Request:
Within the listing below, locate all lines containing the word "ishlatiladi". Copy each one.

Dataset records:
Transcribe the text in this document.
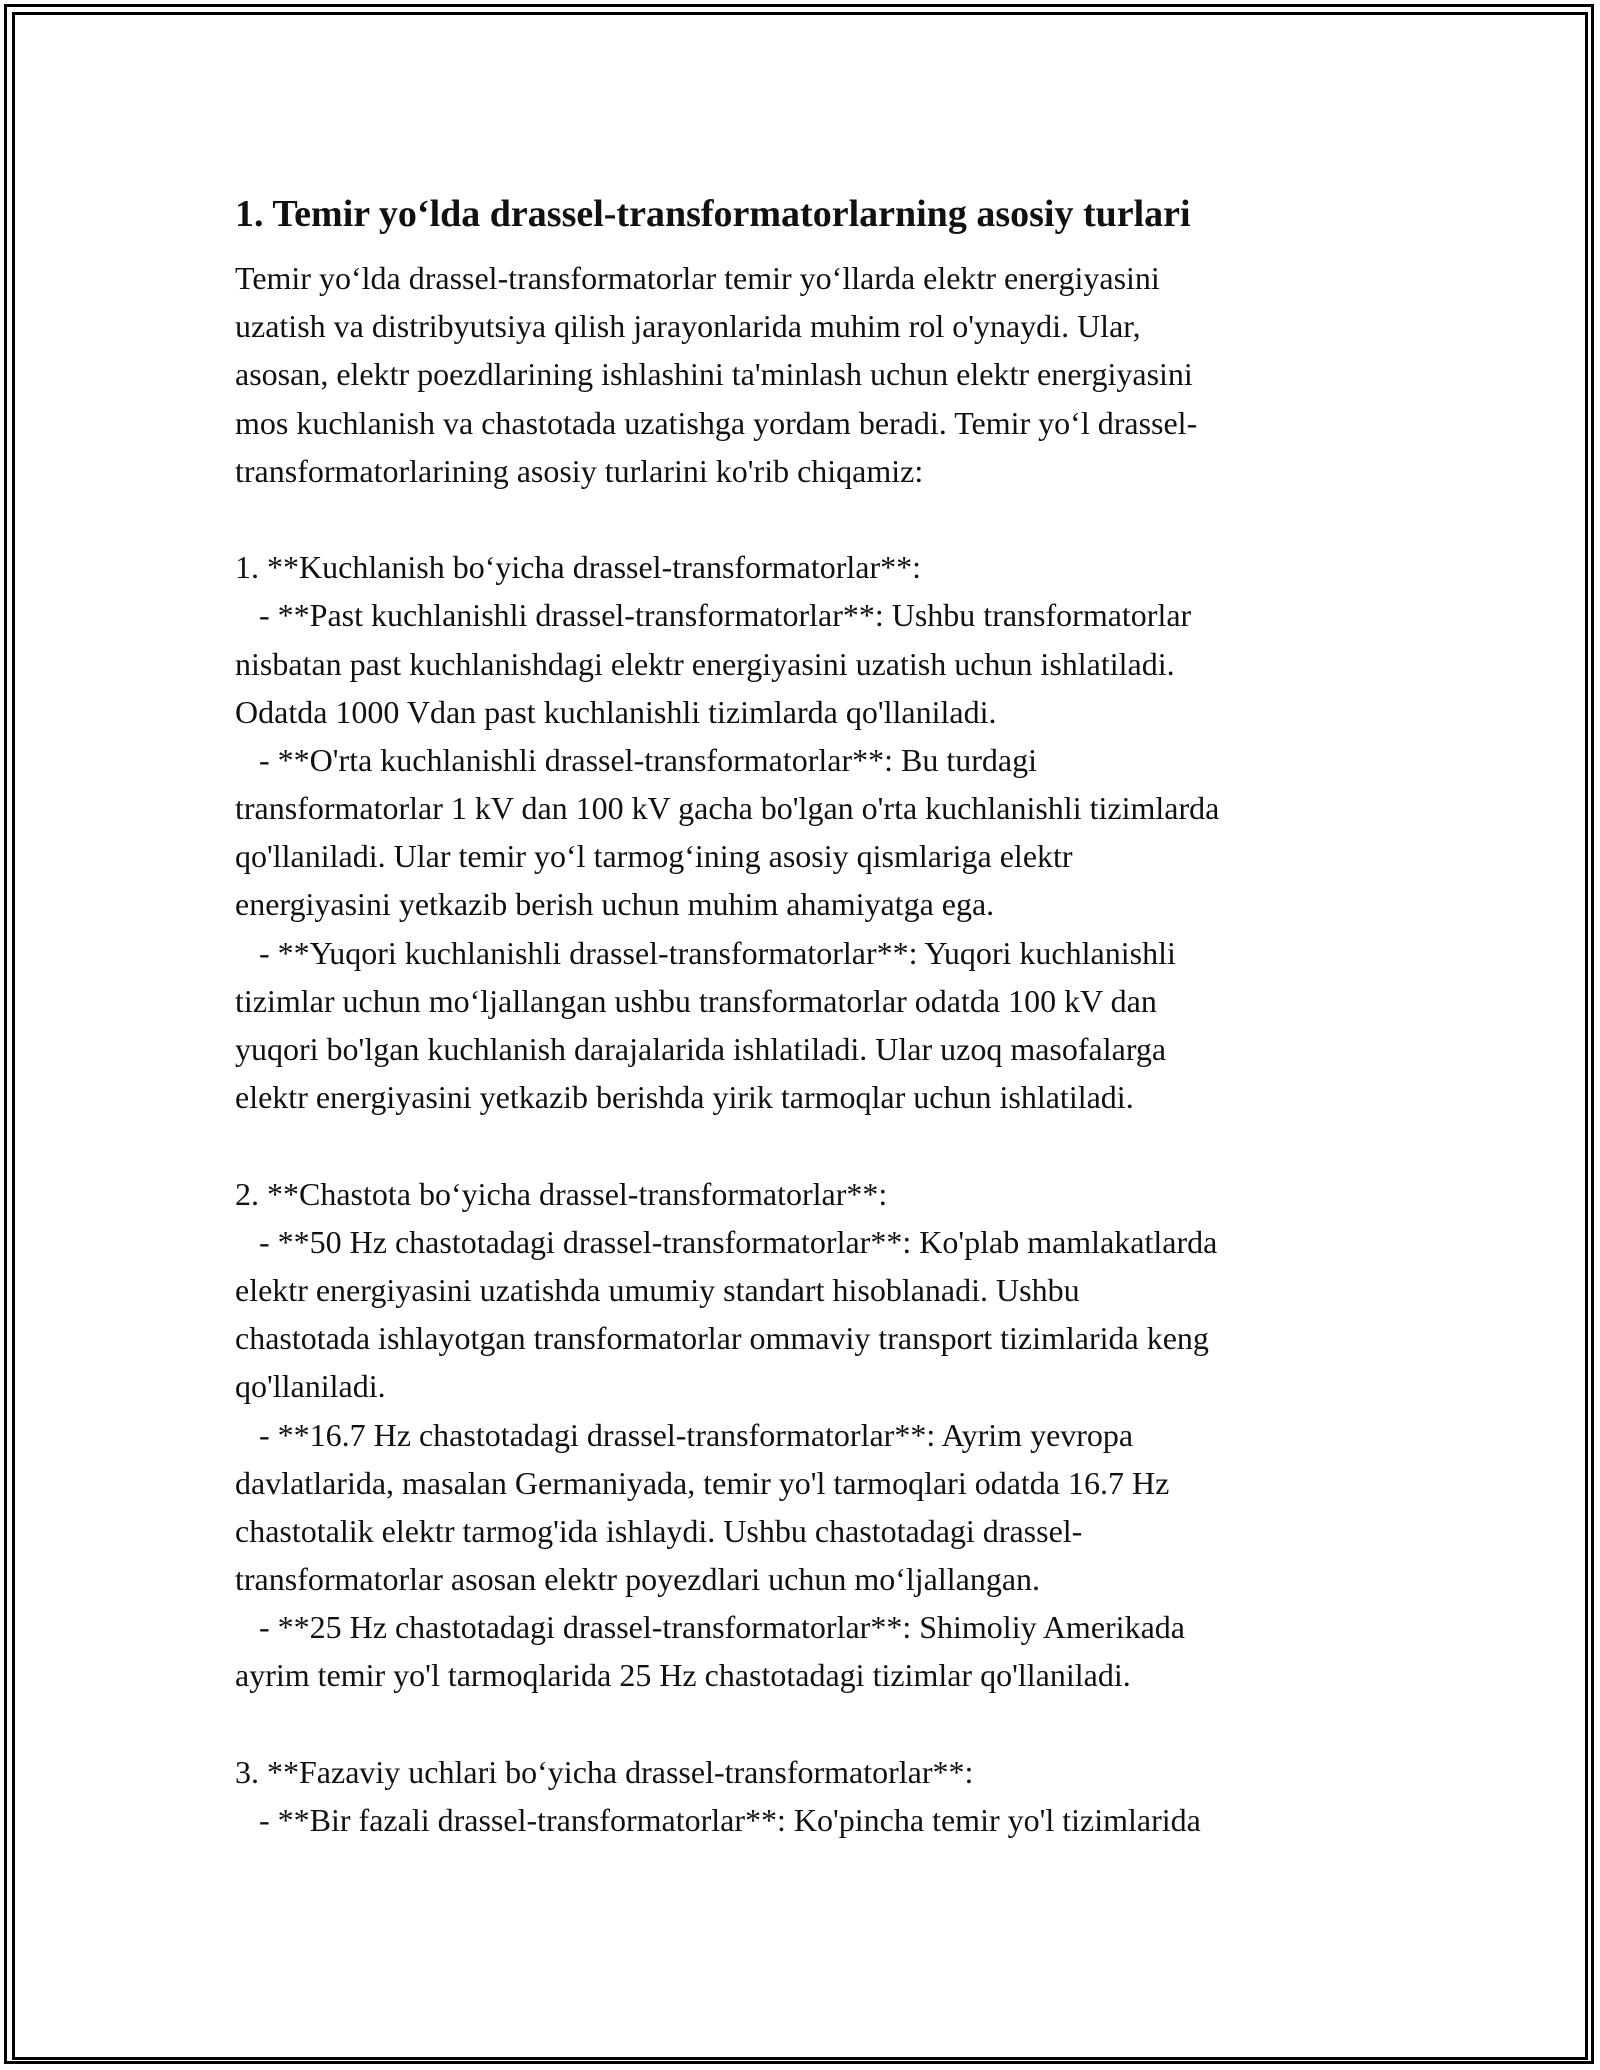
1. Temir yo‘lda drassel-transformatorlarning asosiy turlari
Temir yo‘lda drassel-transformatorlar temir yo‘llarda elektr energiyasini
uzatish va distribyutsiya qilish jarayonlarida muhim rol o'ynaydi. Ular,
asosan, elektr poezdlarining ishlashini ta'minlash uchun elektr energiyasini
mos kuchlanish va chastotada uzatishga yordam beradi. Temir yo‘l drassel-
transformatorlarining asosiy turlarini ko'rib chiqamiz:
1. **Kuchlanish bo‘yicha drassel-transformatorlar**:
- **Past kuchlanishli drassel-transformatorlar**: Ushbu transformatorlar
nisbatan past kuchlanishdagi elektr energiyasini uzatish uchun ishlatiladi.
Odatda 1000 Vdan past kuchlanishli tizimlarda qo'llaniladi.
- **O'rta kuchlanishli drassel-transformatorlar**: Bu turdagi
transformatorlar 1 kV dan 100 kV gacha bo'lgan o'rta kuchlanishli tizimlarda
qo'llaniladi. Ular temir yo‘l tarmog‘ining asosiy qismlariga elektr
energiyasini yetkazib berish uchun muhim ahamiyatga ega.
- **Yuqori kuchlanishli drassel-transformatorlar**: Yuqori kuchlanishli
tizimlar uchun mo‘ljallangan ushbu transformatorlar odatda 100 kV dan
yuqori bo'lgan kuchlanish darajalarida ishlatiladi. Ular uzoq masofalarga
elektr energiyasini yetkazib berishda yirik tarmoqlar uchun ishlatiladi.
2. **Chastota bo‘yicha drassel-transformatorlar**:
- **50 Hz chastotadagi drassel-transformatorlar**: Ko'plab mamlakatlarda
elektr energiyasini uzatishda umumiy standart hisoblanadi. Ushbu
chastotada ishlayotgan transformatorlar ommaviy transport tizimlarida keng
qo'llaniladi.
- **16.7 Hz chastotadagi drassel-transformatorlar**: Ayrim yevropa
davlatlarida, masalan Germaniyada, temir yo'l tarmoqlari odatda 16.7 Hz
chastotalik elektr tarmog'ida ishlaydi. Ushbu chastotadagi drassel-
transformatorlar asosan elektr poyezdlari uchun mo‘ljallangan.
- **25 Hz chastotadagi drassel-transformatorlar**: Shimoliy Amerikada
ayrim temir yo'l tarmoqlarida 25 Hz chastotadagi tizimlar qo'llaniladi.
3. **Fazaviy uchlari bo‘yicha drassel-transformatorlar**:
- **Bir fazali drassel-transformatorlar**: Ko'pincha temir yo'l tizimlarida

Result of this exercise:
nisbatan past kuchlanishdagi elektr energiyasini uzatish uchun ishlatiladi.
yuqori bo'lgan kuchlanish darajalarida ishlatiladi. Ular uzoq masofalarga
elektr energiyasini yetkazib berishda yirik tarmoqlar uchun ishlatiladi.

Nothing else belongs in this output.